## BEGIN Given records
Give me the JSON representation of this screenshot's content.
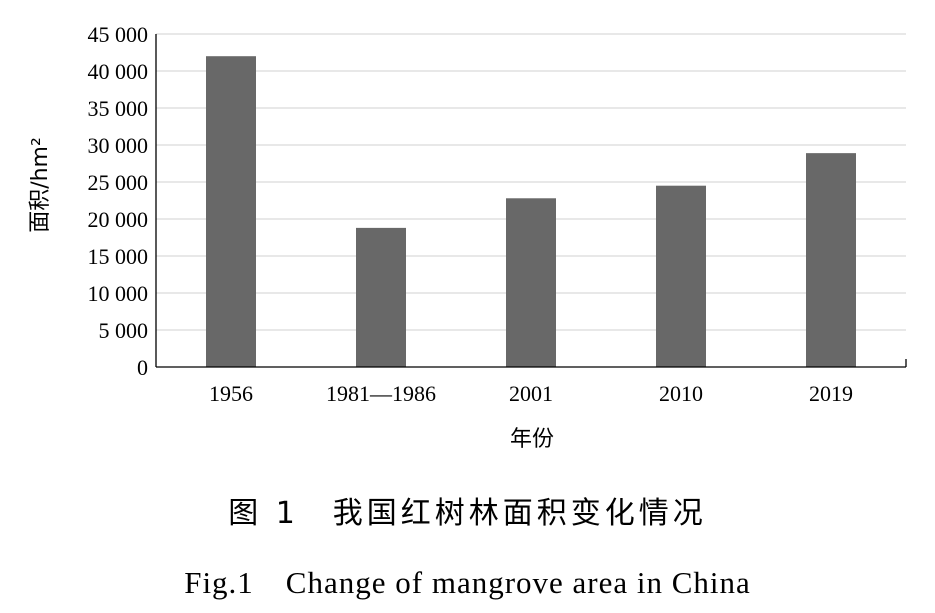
{
  "chart_data": {
    "type": "bar",
    "categories": [
      "1956",
      "1981—1986",
      "2001",
      "2010",
      "2019"
    ],
    "values": [
      42000,
      18800,
      22800,
      24500,
      28900
    ],
    "ylabel": "面积/hm²",
    "xlabel": "年份",
    "ylim": [
      0,
      45000
    ],
    "yticks": [
      0,
      5000,
      10000,
      15000,
      20000,
      25000,
      30000,
      35000,
      40000,
      45000
    ],
    "ytick_labels": [
      "0",
      "5 000",
      "10 000",
      "15 000",
      "20 000",
      "25 000",
      "30 000",
      "35 000",
      "40 000",
      "45 000"
    ],
    "grid": true,
    "bar_color": "#686868",
    "grid_color": "#d9d9d9"
  },
  "caption": {
    "cn": "图 1　我国红树林面积变化情况",
    "en": "Fig.1　Change of mangrove area in China"
  }
}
## END Given records
- _Task objective_
Working from the lines above, reproduce the material exactly and exclude its pictures.

- _Answer in full_
Give me the JSON representation of this screenshot's content.
{
  "chart_data": {
    "type": "bar",
    "categories": [
      "1956",
      "1981—1986",
      "2001",
      "2010",
      "2019"
    ],
    "values": [
      42000,
      18800,
      22800,
      24500,
      28900
    ],
    "ylabel": "面积/hm²",
    "xlabel": "年份",
    "ylim": [
      0,
      45000
    ],
    "yticks": [
      0,
      5000,
      10000,
      15000,
      20000,
      25000,
      30000,
      35000,
      40000,
      45000
    ],
    "ytick_labels": [
      "0",
      "5 000",
      "10 000",
      "15 000",
      "20 000",
      "25 000",
      "30 000",
      "35 000",
      "40 000",
      "45 000"
    ],
    "grid": true,
    "bar_color": "#686868",
    "grid_color": "#d9d9d9"
  },
  "caption": {
    "cn": "图 1　我国红树林面积变化情况",
    "en": "Fig.1　Change of mangrove area in China"
  }
}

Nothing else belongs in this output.